| Source text |
# 1968 gto convert seat adjustment knob



## Batesgar (2 mo ago)

Tearing down my seat and one is missing it’s adjustment knob, the other has the knob.
1) Is the knob supposed to be chrome covered plastic?
2) How do you get that knob off?


----------



## O52 (Jan 27, 2019)

Chrome plastic
2 x 2, drift pin and a prying tool if the seat is in place
Page 15-4 in the Fisher Body Manual


----------



## Batesgar (2 mo ago)

Wow….you pry the crap out it.
Luckily the driver seat I already tore down is missing the knob, hence “C” clamp to put a new one on.
The passenger seat is still assembled and has the knob I want to replace. I’ll try the wood block and drift pin and see how it goes.


----------



## BLK69JUDGE (Jun 10, 2010)

The metal arm has barbs on it and wedges itself inside the knob
I like to use a crescent wrench slide it over the flat side and snug the wrench down to just touching and tap the crescent wrench and the knob will pop off and shoot across the bench


----------



## Batesgar (2 mo ago)

Thanks, I like the crescent wrench versus the pry bar.
The front seats have me a bit confused as they appear to be original born with black, while the rear seat and arm rests were sprayed black over white. The car was born with white interior and I assumed all interior parts would be sprayed black. I can only conclude the original owner swapped out the front seats due to rips.


----------

| Given exercise |
Duplicate the passage of the GTO seat knob thread starting at "Thanks, I like" and ending at "due to rips.".

| Information provided |
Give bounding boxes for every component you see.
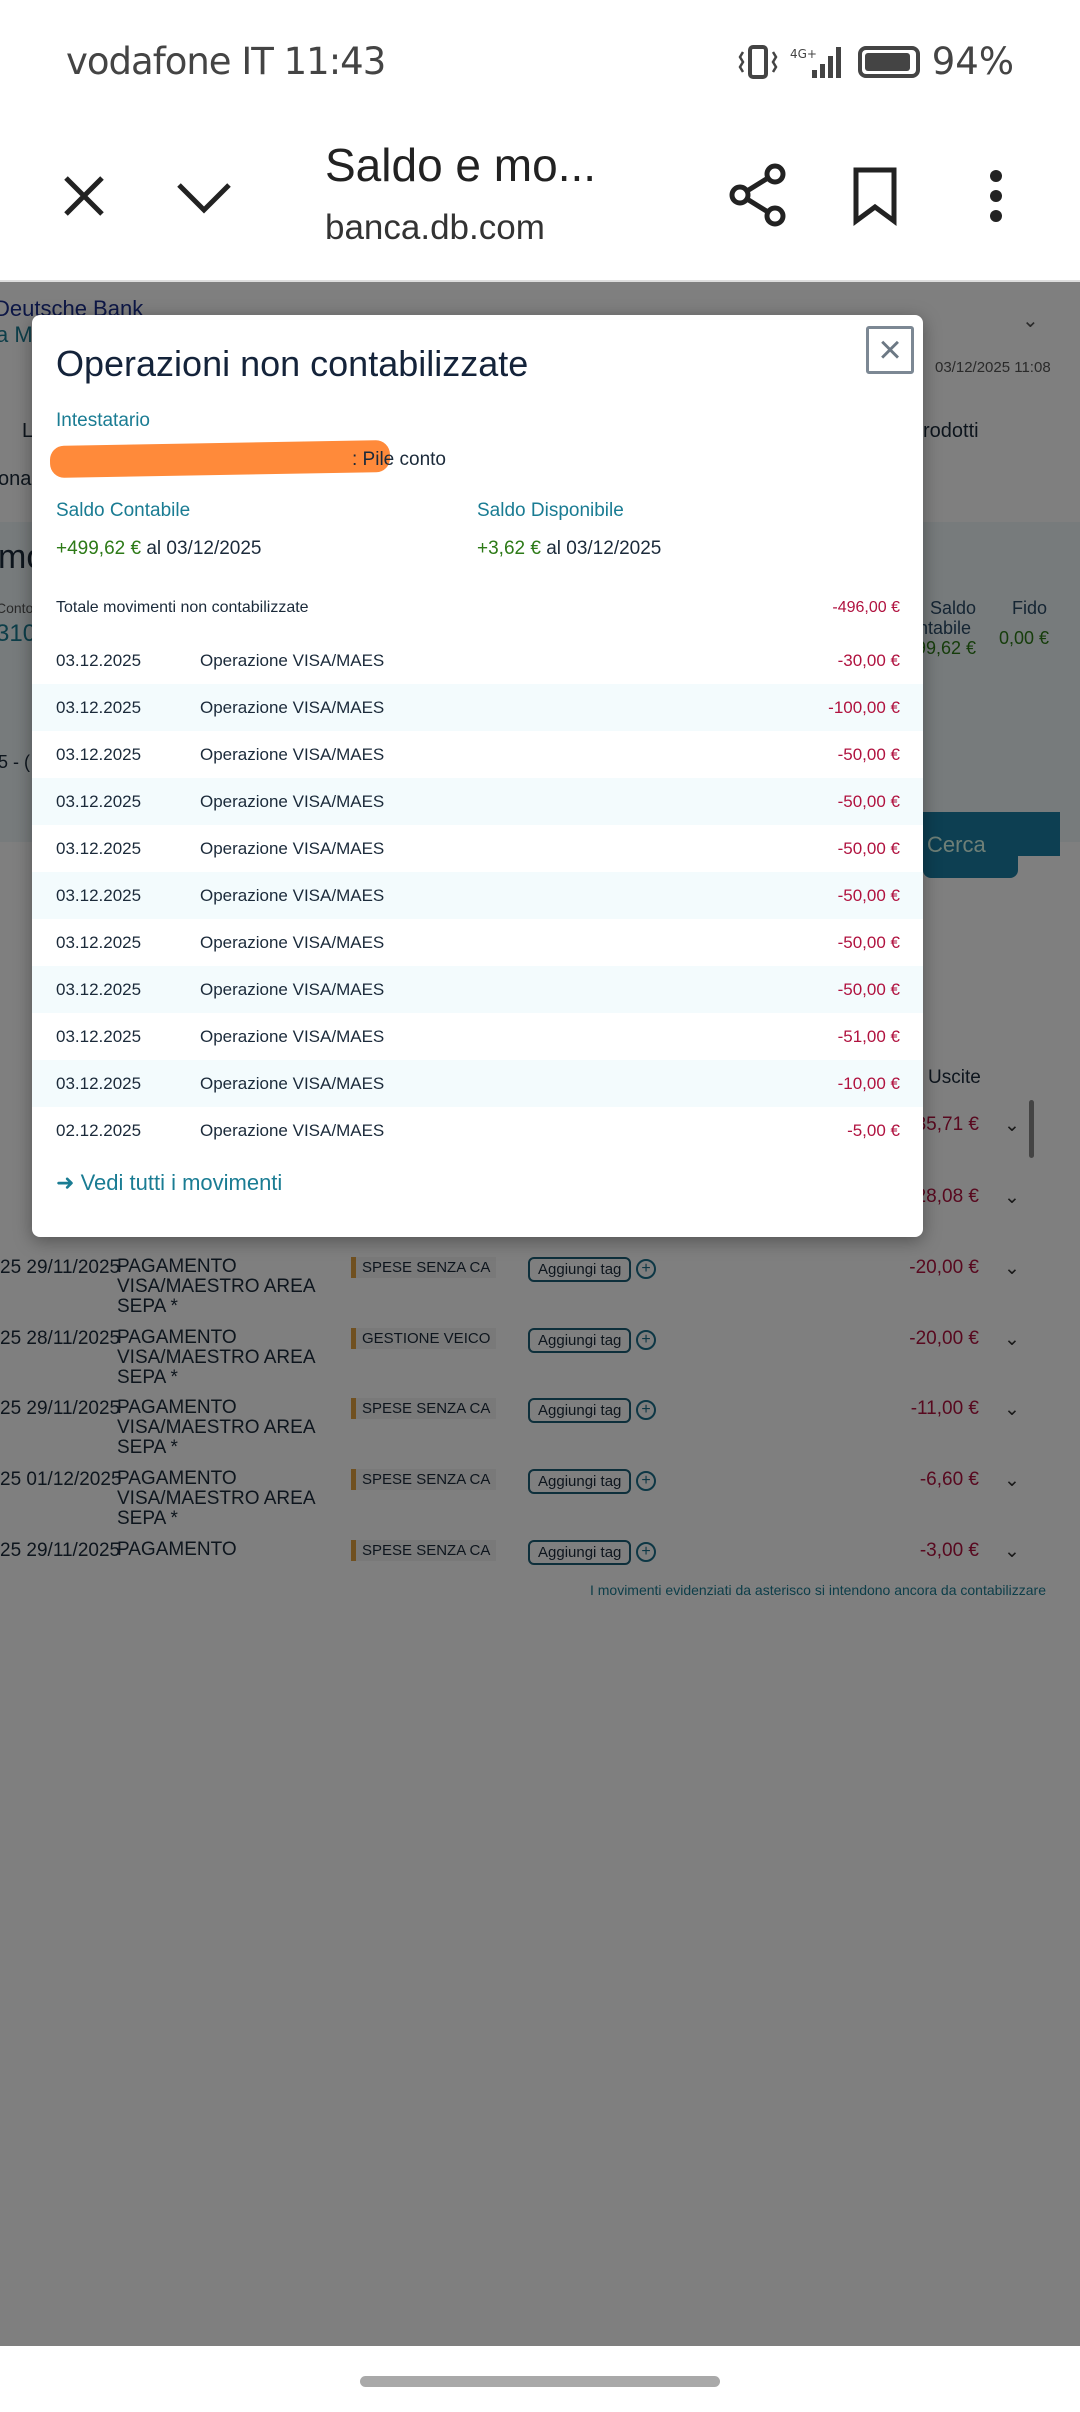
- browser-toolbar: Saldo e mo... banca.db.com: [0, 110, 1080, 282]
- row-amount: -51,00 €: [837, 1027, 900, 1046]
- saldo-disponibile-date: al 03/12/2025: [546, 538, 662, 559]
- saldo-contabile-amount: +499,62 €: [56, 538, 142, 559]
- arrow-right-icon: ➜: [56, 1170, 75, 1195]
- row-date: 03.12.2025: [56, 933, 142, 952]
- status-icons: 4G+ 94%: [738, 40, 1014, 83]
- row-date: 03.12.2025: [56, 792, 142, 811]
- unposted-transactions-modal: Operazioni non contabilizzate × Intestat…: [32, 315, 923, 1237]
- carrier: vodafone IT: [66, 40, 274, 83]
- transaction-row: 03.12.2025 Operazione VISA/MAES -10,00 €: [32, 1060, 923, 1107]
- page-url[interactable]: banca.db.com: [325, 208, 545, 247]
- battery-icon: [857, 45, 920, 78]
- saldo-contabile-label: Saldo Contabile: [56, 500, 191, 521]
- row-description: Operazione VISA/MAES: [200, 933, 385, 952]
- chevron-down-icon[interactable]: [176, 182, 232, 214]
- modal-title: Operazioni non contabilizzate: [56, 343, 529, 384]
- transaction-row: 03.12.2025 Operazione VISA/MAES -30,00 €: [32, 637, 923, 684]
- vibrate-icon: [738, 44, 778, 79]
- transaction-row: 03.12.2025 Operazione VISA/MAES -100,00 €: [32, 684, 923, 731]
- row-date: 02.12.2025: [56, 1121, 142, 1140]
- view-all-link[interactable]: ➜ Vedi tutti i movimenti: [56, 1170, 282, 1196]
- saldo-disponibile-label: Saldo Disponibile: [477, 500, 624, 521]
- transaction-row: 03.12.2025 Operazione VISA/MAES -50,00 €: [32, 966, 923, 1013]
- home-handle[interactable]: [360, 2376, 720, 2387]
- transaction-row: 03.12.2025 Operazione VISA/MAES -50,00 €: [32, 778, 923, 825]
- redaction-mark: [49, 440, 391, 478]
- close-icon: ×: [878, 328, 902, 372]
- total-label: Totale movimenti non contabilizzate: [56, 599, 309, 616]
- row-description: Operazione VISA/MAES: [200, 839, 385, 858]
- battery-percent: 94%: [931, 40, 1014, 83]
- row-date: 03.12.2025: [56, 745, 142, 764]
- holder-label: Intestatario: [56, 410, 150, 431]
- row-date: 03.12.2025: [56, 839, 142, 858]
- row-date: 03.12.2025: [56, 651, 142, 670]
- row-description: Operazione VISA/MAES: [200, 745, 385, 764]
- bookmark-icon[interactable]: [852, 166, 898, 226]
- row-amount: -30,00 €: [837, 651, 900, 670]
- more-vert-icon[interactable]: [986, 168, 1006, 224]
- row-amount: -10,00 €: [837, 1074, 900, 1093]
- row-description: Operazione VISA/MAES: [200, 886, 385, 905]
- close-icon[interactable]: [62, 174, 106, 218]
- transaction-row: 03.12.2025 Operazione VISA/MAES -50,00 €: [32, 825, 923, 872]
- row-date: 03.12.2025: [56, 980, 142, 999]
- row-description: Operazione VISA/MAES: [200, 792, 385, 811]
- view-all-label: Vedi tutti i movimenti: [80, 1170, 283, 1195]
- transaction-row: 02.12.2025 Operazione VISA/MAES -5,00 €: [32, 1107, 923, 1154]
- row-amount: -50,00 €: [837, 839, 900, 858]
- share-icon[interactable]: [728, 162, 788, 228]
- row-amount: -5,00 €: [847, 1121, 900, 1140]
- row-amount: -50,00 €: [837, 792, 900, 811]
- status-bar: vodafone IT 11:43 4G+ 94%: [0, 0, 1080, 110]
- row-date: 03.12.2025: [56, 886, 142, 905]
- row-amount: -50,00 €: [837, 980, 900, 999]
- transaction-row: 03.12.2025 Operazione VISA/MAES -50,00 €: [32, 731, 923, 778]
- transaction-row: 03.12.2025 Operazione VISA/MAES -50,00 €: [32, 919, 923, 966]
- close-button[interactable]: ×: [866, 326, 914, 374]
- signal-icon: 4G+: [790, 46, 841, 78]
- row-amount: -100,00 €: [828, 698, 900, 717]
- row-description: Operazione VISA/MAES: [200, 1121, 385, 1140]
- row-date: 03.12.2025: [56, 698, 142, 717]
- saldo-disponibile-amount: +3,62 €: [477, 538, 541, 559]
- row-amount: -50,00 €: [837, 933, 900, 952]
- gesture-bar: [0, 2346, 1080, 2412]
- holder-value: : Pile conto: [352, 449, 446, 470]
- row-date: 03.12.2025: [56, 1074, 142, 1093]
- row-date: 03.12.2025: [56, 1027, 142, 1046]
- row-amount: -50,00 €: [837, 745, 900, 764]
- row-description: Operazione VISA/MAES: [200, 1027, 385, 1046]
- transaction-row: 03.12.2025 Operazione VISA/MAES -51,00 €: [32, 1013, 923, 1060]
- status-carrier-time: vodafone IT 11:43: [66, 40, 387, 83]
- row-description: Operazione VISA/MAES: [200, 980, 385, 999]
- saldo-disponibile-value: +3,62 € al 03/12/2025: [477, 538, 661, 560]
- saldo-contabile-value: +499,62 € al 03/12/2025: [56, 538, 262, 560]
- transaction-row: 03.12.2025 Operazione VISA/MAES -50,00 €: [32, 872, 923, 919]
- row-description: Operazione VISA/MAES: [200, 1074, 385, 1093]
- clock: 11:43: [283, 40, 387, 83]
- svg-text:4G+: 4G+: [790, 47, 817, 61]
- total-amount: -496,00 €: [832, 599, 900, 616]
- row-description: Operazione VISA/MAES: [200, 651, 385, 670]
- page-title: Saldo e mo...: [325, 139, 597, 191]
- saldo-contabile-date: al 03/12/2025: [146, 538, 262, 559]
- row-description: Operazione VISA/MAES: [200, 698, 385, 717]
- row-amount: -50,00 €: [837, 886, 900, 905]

* * *

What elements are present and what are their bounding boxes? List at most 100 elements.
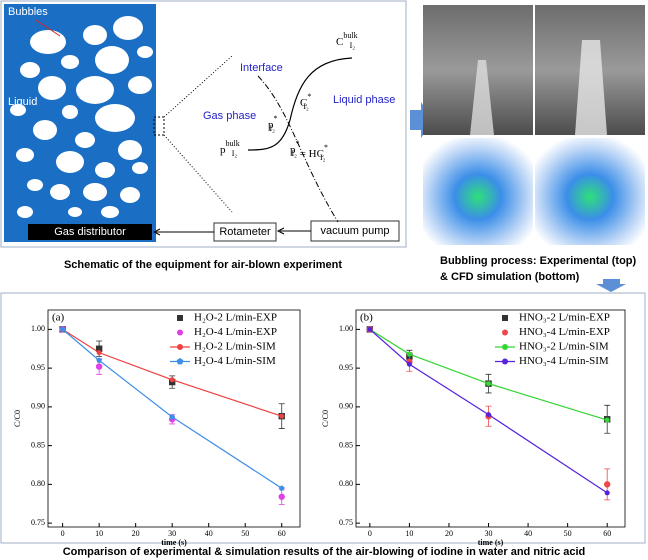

| Result of this exercise |
Thanks, I like the crescent wrench versus the pry bar.
The front seats have me a bit confused as they appear to be original born with black, while the rear seat and arm rests were sprayed black over white. The car was born with white interior and I assumed all interior parts would be sprayed black. I can only conclude the original owner swapped out the front seats due to rips.